Written instruction: Extract from the listing each line in which the word "לאכלן" appears.

Data for the task:
════════

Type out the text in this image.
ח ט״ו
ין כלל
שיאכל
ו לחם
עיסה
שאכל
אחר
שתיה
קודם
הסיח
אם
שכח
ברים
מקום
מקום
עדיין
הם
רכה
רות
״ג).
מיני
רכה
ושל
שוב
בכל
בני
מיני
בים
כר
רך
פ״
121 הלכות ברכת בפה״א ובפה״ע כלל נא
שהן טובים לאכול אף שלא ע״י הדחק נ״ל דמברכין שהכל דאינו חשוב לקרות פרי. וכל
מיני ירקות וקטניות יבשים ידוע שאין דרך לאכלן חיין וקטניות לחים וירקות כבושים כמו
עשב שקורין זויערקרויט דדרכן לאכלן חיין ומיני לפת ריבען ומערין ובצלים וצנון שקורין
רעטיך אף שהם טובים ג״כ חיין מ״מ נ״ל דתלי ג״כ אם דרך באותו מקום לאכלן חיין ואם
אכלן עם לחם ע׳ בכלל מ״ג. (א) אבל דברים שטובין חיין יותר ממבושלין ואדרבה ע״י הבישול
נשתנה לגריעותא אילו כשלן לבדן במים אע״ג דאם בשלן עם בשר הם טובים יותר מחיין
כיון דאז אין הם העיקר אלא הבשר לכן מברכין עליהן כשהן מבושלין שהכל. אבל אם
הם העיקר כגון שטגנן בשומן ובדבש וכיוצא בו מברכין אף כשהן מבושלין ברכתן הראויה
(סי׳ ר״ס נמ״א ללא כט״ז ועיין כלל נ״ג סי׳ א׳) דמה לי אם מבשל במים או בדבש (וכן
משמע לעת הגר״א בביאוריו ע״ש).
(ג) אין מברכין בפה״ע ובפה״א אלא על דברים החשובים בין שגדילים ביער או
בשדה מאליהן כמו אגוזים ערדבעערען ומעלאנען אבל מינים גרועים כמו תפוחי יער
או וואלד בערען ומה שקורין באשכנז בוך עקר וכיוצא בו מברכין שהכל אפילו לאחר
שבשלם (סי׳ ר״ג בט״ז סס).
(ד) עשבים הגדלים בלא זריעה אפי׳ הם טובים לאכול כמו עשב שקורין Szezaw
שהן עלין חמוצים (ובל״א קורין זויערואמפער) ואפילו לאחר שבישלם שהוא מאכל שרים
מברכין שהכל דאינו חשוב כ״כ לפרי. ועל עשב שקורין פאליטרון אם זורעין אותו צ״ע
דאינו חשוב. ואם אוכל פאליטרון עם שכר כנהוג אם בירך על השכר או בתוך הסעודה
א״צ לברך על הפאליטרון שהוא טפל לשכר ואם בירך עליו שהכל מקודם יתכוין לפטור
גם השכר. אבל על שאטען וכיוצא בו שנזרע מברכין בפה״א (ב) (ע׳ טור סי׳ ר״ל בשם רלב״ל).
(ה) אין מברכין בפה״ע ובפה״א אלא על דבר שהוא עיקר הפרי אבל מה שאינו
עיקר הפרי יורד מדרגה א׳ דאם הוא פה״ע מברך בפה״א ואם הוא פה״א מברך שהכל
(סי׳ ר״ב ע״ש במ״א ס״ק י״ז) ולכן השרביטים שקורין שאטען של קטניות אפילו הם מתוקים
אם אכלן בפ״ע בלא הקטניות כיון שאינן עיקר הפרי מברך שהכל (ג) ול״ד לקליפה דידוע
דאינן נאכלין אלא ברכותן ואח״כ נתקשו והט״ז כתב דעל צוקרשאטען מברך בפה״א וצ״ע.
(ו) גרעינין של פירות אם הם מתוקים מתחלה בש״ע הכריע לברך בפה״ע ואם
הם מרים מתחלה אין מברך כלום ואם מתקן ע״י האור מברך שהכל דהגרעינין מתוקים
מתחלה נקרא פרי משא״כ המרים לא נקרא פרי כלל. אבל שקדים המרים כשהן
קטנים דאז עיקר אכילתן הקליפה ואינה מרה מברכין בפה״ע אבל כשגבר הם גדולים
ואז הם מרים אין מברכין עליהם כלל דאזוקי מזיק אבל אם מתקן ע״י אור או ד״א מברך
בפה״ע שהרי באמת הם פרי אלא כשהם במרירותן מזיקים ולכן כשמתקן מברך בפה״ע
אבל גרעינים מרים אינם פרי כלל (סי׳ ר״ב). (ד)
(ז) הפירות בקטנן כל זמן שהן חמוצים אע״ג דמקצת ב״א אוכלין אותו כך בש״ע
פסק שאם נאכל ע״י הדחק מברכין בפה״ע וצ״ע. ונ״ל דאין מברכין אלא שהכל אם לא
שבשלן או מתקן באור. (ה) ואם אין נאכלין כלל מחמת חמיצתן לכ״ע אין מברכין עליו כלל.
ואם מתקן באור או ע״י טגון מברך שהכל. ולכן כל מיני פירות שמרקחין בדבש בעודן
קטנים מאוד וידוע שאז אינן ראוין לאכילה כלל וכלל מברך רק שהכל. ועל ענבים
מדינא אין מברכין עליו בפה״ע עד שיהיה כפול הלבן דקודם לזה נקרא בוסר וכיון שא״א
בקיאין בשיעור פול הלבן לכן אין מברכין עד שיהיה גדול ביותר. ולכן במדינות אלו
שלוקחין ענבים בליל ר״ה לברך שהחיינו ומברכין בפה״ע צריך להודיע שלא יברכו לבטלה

════════

Full output:
מיני ירקות וקטניות יבשים ידוע שאין דרך לאכלן חיין וקטניות לחים וירקות כבושים כמו
עשב שקורין זויערקרויט דדרכן לאכלן חיין ומיני לפת ריבען ומערין ובצלים וצנון שקורין
רעטיך אף שהם טובים ג״כ חיין מ״מ נ״ל דתלי ג״כ אם דרך באותו מקום לאכלן חיין ואם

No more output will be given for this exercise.